== Dataset content ==

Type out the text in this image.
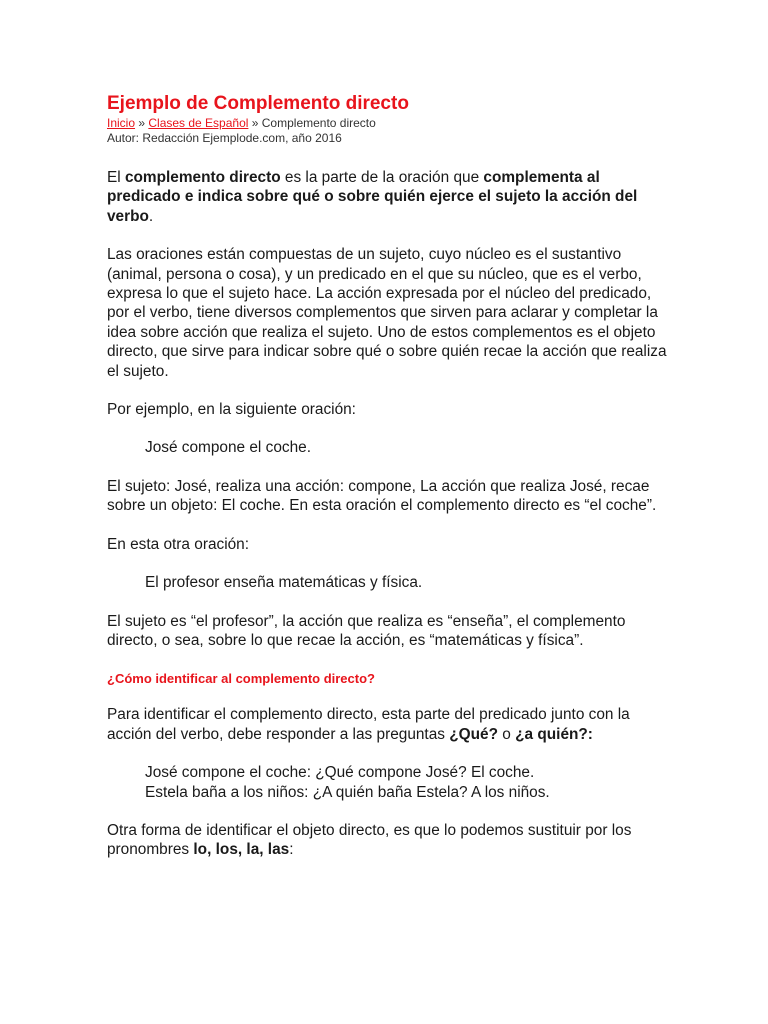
Ejemplo de Complemento directo
Inicio » Clases de Español » Complemento directo
Autor: Redacción Ejemplode.com, año 2016

El complemento directo es la parte de la oración que complementa al predicado e indica sobre qué o sobre quién ejerce el sujeto la acción del verbo.

Las oraciones están compuestas de un sujeto, cuyo núcleo es el sustantivo (animal, persona o cosa), y un predicado en el que su núcleo, que es el verbo, expresa lo que el sujeto hace. La acción expresada por el núcleo del predicado, por el verbo, tiene diversos complementos que sirven para aclarar y completar la idea sobre acción que realiza el sujeto. Uno de estos complementos es el objeto directo, que sirve para indicar sobre qué o sobre quién recae la acción que realiza el sujeto.

Por ejemplo, en la siguiente oración:

José compone el coche.

El sujeto: José, realiza una acción: compone, La acción que realiza José, recae sobre un objeto: El coche. En esta oración el complemento directo es “el coche”.

En esta otra oración:

El profesor enseña matemáticas y física.

El sujeto es “el profesor”, la acción que realiza es “enseña”, el complemento directo, o sea, sobre lo que recae la acción, es “matemáticas y física”.

¿Cómo identificar al complemento directo?

Para identificar el complemento directo, esta parte del predicado junto con la acción del verbo, debe responder a las preguntas ¿Qué? o ¿a quién?:

José compone el coche: ¿Qué compone José? El coche.

Estela baña a los niños: ¿A quién baña Estela? A los niños.

Otra forma de identificar el objeto directo, es que lo podemos sustituir por los pronombres lo, los, la, las:
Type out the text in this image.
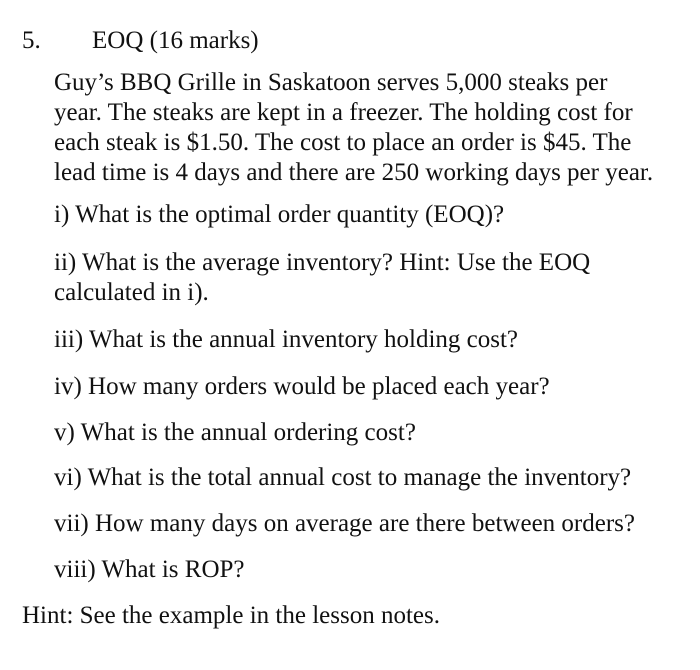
5. EOQ (16 marks)
Guy’s BBQ Grille in Saskatoon serves 5,000 steaks per
year. The steaks are kept in a freezer. The holding cost for
each steak is $1.50. The cost to place an order is $45. The
lead time is 4 days and there are 250 working days per year.
i) What is the optimal order quantity (EOQ)?
ii) What is the average inventory? Hint: Use the EOQ
calculated in i).
iii) What is the annual inventory holding cost?
iv) How many orders would be placed each year?
v) What is the annual ordering cost?
vi) What is the total annual cost to manage the inventory?
vii) How many days on average are there between orders?
viii) What is ROP?
Hint: See the example in the lesson notes.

===

All of the material above should be reproduced exactly, except the pictures.

> [Written answer]:
Type out the text in this image.
Ejemplo de Complemento directo
Inicio » Clases de Español » Complemento directo
Autor: Redacción Ejemplode.com, año 2016

El complemento directo es la parte de la oración que complementa al predicado e indica sobre qué o sobre quién ejerce el sujeto la acción del verbo.

Las oraciones están compuestas de un sujeto, cuyo núcleo es el sustantivo (animal, persona o cosa), y un predicado en el que su núcleo, que es el verbo, expresa lo que el sujeto hace. La acción expresada por el núcleo del predicado, por el verbo, tiene diversos complementos que sirven para aclarar y completar la idea sobre acción que realiza el sujeto. Uno de estos complementos es el objeto directo, que sirve para indicar sobre qué o sobre quién recae la acción que realiza el sujeto.

Por ejemplo, en la siguiente oración:

José compone el coche.

El sujeto: José, realiza una acción: compone, La acción que realiza José, recae sobre un objeto: El coche. En esta oración el complemento directo es “el coche”.

En esta otra oración:

El profesor enseña matemáticas y física.

El sujeto es “el profesor”, la acción que realiza es “enseña”, el complemento directo, o sea, sobre lo que recae la acción, es “matemáticas y física”.

¿Cómo identificar al complemento directo?

Para identificar el complemento directo, esta parte del predicado junto con la acción del verbo, debe responder a las preguntas ¿Qué? o ¿a quién?:

José compone el coche: ¿Qué compone José? El coche.

Estela baña a los niños: ¿A quién baña Estela? A los niños.

Otra forma de identificar el objeto directo, es que lo podemos sustituir por los pronombres lo, los, la, las:
Type out the text in this image.
5. EOQ (16 marks)
Guy’s BBQ Grille in Saskatoon serves 5,000 steaks per
year. The steaks are kept in a freezer. The holding cost for
each steak is $1.50. The cost to place an order is $45. The
lead time is 4 days and there are 250 working days per year.
i) What is the optimal order quantity (EOQ)?
ii) What is the average inventory? Hint: Use the EOQ
calculated in i).
iii) What is the annual inventory holding cost?
iv) How many orders would be placed each year?
v) What is the annual ordering cost?
vi) What is the total annual cost to manage the inventory?
vii) How many days on average are there between orders?
viii) What is ROP?
Hint: See the example in the lesson notes.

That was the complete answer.